* begin *

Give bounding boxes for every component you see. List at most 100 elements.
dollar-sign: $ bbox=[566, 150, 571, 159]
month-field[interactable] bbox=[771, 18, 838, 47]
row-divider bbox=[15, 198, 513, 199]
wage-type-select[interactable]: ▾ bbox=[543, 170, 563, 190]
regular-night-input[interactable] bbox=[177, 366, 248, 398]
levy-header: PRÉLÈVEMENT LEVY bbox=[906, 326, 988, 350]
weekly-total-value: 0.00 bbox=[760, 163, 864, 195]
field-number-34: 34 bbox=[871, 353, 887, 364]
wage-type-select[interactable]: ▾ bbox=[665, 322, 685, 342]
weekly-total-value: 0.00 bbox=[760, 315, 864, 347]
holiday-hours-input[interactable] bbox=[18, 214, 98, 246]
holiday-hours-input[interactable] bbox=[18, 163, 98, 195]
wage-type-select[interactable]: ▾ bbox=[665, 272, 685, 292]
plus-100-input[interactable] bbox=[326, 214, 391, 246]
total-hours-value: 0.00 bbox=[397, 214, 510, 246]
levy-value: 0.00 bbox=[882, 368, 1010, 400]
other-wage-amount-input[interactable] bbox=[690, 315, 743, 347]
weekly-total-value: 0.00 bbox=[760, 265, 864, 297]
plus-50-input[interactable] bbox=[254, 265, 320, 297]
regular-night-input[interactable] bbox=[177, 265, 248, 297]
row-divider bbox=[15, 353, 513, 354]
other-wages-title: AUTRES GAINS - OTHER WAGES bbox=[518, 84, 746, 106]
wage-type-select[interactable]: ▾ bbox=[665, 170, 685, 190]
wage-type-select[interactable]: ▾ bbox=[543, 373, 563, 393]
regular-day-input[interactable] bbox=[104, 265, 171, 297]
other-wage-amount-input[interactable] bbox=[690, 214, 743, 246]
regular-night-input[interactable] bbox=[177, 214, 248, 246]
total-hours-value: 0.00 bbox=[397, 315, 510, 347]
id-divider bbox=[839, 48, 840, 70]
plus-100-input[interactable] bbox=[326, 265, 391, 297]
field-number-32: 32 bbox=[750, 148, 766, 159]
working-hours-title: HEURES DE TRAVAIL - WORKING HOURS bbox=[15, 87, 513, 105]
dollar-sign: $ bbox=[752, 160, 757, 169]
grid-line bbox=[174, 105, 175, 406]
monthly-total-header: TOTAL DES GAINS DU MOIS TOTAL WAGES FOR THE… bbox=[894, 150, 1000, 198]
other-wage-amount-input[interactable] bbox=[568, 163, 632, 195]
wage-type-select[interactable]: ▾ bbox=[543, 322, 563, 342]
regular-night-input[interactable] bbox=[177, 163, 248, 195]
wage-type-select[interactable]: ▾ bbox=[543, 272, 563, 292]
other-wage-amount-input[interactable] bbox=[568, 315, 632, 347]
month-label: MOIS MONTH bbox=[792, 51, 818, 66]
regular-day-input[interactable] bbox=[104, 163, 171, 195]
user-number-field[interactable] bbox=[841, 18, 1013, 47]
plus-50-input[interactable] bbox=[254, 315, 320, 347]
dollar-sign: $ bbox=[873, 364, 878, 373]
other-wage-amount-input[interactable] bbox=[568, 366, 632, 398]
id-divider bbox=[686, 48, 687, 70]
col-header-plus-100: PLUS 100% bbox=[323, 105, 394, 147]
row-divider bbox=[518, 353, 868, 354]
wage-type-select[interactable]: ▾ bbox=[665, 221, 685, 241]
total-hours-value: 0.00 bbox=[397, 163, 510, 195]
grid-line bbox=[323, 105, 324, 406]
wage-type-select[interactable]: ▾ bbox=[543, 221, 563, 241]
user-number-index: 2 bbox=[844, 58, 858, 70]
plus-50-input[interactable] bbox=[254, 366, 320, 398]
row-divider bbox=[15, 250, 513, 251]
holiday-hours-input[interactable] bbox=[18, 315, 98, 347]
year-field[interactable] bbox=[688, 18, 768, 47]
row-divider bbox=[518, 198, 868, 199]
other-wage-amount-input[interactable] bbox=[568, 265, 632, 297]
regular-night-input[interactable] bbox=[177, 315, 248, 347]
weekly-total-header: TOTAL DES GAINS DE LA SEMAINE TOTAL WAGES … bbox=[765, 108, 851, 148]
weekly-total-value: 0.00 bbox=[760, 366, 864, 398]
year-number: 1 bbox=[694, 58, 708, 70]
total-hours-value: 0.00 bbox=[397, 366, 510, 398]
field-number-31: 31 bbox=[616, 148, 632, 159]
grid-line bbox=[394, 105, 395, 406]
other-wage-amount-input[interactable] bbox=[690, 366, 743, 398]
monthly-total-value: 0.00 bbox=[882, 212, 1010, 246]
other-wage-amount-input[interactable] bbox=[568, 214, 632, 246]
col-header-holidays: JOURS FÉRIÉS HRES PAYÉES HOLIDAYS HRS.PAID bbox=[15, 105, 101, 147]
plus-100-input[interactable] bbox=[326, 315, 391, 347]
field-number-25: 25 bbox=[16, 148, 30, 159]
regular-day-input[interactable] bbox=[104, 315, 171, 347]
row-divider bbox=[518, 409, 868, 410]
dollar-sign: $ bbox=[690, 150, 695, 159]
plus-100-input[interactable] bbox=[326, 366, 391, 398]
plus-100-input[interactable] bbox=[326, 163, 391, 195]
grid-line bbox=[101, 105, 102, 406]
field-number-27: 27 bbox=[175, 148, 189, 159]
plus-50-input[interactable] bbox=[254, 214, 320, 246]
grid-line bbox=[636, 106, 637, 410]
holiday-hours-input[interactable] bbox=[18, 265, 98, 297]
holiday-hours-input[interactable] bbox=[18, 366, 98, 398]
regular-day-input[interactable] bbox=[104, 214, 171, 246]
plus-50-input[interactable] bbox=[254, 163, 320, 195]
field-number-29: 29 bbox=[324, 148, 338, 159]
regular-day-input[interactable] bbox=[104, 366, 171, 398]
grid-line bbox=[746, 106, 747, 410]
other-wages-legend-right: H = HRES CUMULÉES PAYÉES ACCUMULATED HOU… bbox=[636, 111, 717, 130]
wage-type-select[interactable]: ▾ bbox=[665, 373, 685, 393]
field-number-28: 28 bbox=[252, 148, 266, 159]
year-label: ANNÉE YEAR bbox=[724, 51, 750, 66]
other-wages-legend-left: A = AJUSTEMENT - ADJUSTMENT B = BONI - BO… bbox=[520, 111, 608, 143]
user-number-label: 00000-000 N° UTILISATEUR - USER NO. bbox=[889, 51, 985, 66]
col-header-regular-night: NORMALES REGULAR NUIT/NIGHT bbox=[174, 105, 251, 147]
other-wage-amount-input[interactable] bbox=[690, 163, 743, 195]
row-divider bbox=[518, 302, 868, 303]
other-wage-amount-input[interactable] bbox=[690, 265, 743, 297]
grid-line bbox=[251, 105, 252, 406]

* end *

**Task description:** Convert every one of the entries above into a JSON list of strings, giving each line its own string and leaving out blank lines.

**Output of the exercise:**
[
  "Give bounding boxes for every component you see. List at most 100 elements.",
  "dollar-sign: $ bbox=[566, 150, 571, 159]",
  "month-field[interactable] bbox=[771, 18, 838, 47]",
  "row-divider bbox=[15, 198, 513, 199]",
  "wage-type-select[interactable]: ▾ bbox=[543, 170, 563, 190]",
  "regular-night-input[interactable] bbox=[177, 366, 248, 398]",
  "levy-header: PRÉLÈVEMENT LEVY bbox=[906, 326, 988, 350]",
  "weekly-total-value: 0.00 bbox=[760, 163, 864, 195]",
  "field-number-34: 34 bbox=[871, 353, 887, 364]",
  "wage-type-select[interactable]: ▾ bbox=[665, 322, 685, 342]",
  "weekly-total-value: 0.00 bbox=[760, 315, 864, 347]",
  "holiday-hours-input[interactable] bbox=[18, 214, 98, 246]",
  "holiday-hours-input[interactable] bbox=[18, 163, 98, 195]",
  "wage-type-select[interactable]: ▾ bbox=[665, 272, 685, 292]",
  "plus-100-input[interactable] bbox=[326, 214, 391, 246]",
  "total-hours-value: 0.00 bbox=[397, 214, 510, 246]",
  "levy-value: 0.00 bbox=[882, 368, 1010, 400]",
  "other-wage-amount-input[interactable] bbox=[690, 315, 743, 347]",
  "weekly-total-value: 0.00 bbox=[760, 265, 864, 297]",
  "plus-50-input[interactable] bbox=[254, 265, 320, 297]",
  "regular-night-input[interactable] bbox=[177, 265, 248, 297]",
  "row-divider bbox=[15, 353, 513, 354]",
  "other-wages-title: AUTRES GAINS - OTHER WAGES bbox=[518, 84, 746, 106]",
  "wage-type-select[interactable]: ▾ bbox=[665, 170, 685, 190]",
  "wage-type-select[interactable]: ▾ bbox=[543, 373, 563, 393]",
  "regular-day-input[interactable] bbox=[104, 265, 171, 297]",
  "other-wage-amount-input[interactable] bbox=[690, 214, 743, 246]",
  "regular-night-input[interactable] bbox=[177, 214, 248, 246]",
  "total-hours-value: 0.00 bbox=[397, 315, 510, 347]",
  "id-divider bbox=[839, 48, 840, 70]",
  "plus-100-input[interactable] bbox=[326, 265, 391, 297]",
  "field-number-32: 32 bbox=[750, 148, 766, 159]",
  "working-hours-title: HEURES DE TRAVAIL - WORKING HOURS bbox=[15, 87, 513, 105]",
  "dollar-sign: $ bbox=[752, 160, 757, 169]",
  "grid-line bbox=[174, 105, 175, 406]",
  "monthly-total-header: TOTAL DES GAINS DU MOIS TOTAL WAGES FOR THE… bbox=[894, 150, 1000, 198]",
  "other-wage-amount-input[interactable] bbox=[568, 163, 632, 195]",
  "wage-type-select[interactable]: ▾ bbox=[543, 322, 563, 342]",
  "regular-night-input[interactable] bbox=[177, 163, 248, 195]",
  "wage-type-select[interactable]: ▾ bbox=[543, 272, 563, 292]",
  "other-wage-amount-input[interactable] bbox=[568, 315, 632, 347]",
  "month-label: MOIS MONTH bbox=[792, 51, 818, 66]",
  "regular-day-input[interactable] bbox=[104, 163, 171, 195]",
  "user-number-field[interactable] bbox=[841, 18, 1013, 47]",
  "plus-50-input[interactable] bbox=[254, 315, 320, 347]",
  "dollar-sign: $ bbox=[873, 364, 878, 373]",
  "other-wage-amount-input[interactable] bbox=[568, 366, 632, 398]",
  "id-divider bbox=[686, 48, 687, 70]",
  "col-header-plus-100: PLUS 100% bbox=[323, 105, 394, 147]",
  "row-divider bbox=[518, 353, 868, 354]",
  "wage-type-select[interactable]: ▾ bbox=[665, 221, 685, 241]",
  "total-hours-value: 0.00 bbox=[397, 163, 510, 195]",
  "grid-line bbox=[323, 105, 324, 406]",
  "wage-type-select[interactable]: ▾ bbox=[543, 221, 563, 241]",
  "user-number-index: 2 bbox=[844, 58, 858, 70]",
  "plus-50-input[interactable] bbox=[254, 366, 320, 398]",
  "row-divider bbox=[15, 250, 513, 251]",
  "holiday-hours-input[interactable] bbox=[18, 315, 98, 347]",
  "year-field[interactable] bbox=[688, 18, 768, 47]",
  "row-divider bbox=[518, 198, 868, 199]",
  "other-wage-amount-input[interactable] bbox=[568, 265, 632, 297]",
  "regular-night-input[interactable] bbox=[177, 315, 248, 347]",
  "weekly-total-header: TOTAL DES GAINS DE LA SEMAINE TOTAL WAGES … bbox=[765, 108, 851, 148]",
  "weekly-total-value: 0.00 bbox=[760, 366, 864, 398]",
  "year-number: 1 bbox=[694, 58, 708, 70]",
  "total-hours-value: 0.00 bbox=[397, 366, 510, 398]",
  "field-number-31: 31 bbox=[616, 148, 632, 159]",
  "grid-line bbox=[394, 105, 395, 406]",
  "other-wage-amount-input[interactable] bbox=[690, 366, 743, 398]",
  "monthly-total-value: 0.00 bbox=[882, 212, 1010, 246]",
  "other-wage-amount-input[interactable] bbox=[568, 214, 632, 246]",
  "col-header-holidays: JOURS FÉRIÉS HRES PAYÉES HOLIDAYS HRS.PAID bbox=[15, 105, 101, 147]",
  "plus-100-input[interactable] bbox=[326, 315, 391, 347]",
  "field-number-25: 25 bbox=[16, 148, 30, 159]",
  "regular-day-input[interactable] bbox=[104, 315, 171, 347]",
  "row-divider bbox=[518, 409, 868, 410]",
  "dollar-sign: $ bbox=[690, 150, 695, 159]",
  "plus-100-input[interactable] bbox=[326, 366, 391, 398]",
  "plus-100-input[interactable] bbox=[326, 163, 391, 195]",
  "grid-line bbox=[101, 105, 102, 406]",
  "field-number-27: 27 bbox=[175, 148, 189, 159]",
  "plus-50-input[interactable] bbox=[254, 214, 320, 246]",
  "grid-line bbox=[636, 106, 637, 410]",
  "holiday-hours-input[interactable] bbox=[18, 265, 98, 297]",
  "holiday-hours-input[interactable] bbox=[18, 366, 98, 398]",
  "regular-day-input[interactable] bbox=[104, 214, 171, 246]",
  "plus-50-input[interactable] bbox=[254, 163, 320, 195]",
  "field-number-29: 29 bbox=[324, 148, 338, 159]",
  "regular-day-input[interactable] bbox=[104, 366, 171, 398]",
  "grid-line bbox=[746, 106, 747, 410]",
  "other-wages-legend-right: H = HRES CUMULÉES PAYÉES ACCUMULATED HOU… bbox=[636, 111, 717, 130]",
  "wage-type-select[interactable]: ▾ bbox=[665, 373, 685, 393]",
  "field-number-28: 28 bbox=[252, 148, 266, 159]",
  "year-label: ANNÉE YEAR bbox=[724, 51, 750, 66]",
  "other-wages-legend-left: A = AJUSTEMENT - ADJUSTMENT B = BONI - BO… bbox=[520, 111, 608, 143]",
  "user-number-label: 00000-000 N° UTILISATEUR - USER NO. bbox=[889, 51, 985, 66]",
  "col-header-regular-night: NORMALES REGULAR NUIT/NIGHT bbox=[174, 105, 251, 147]",
  "other-wage-amount-input[interactable] bbox=[690, 163, 743, 195]",
  "row-divider bbox=[518, 302, 868, 303]",
  "other-wage-amount-input[interactable] bbox=[690, 265, 743, 297]",
  "grid-line bbox=[251, 105, 252, 406]"
]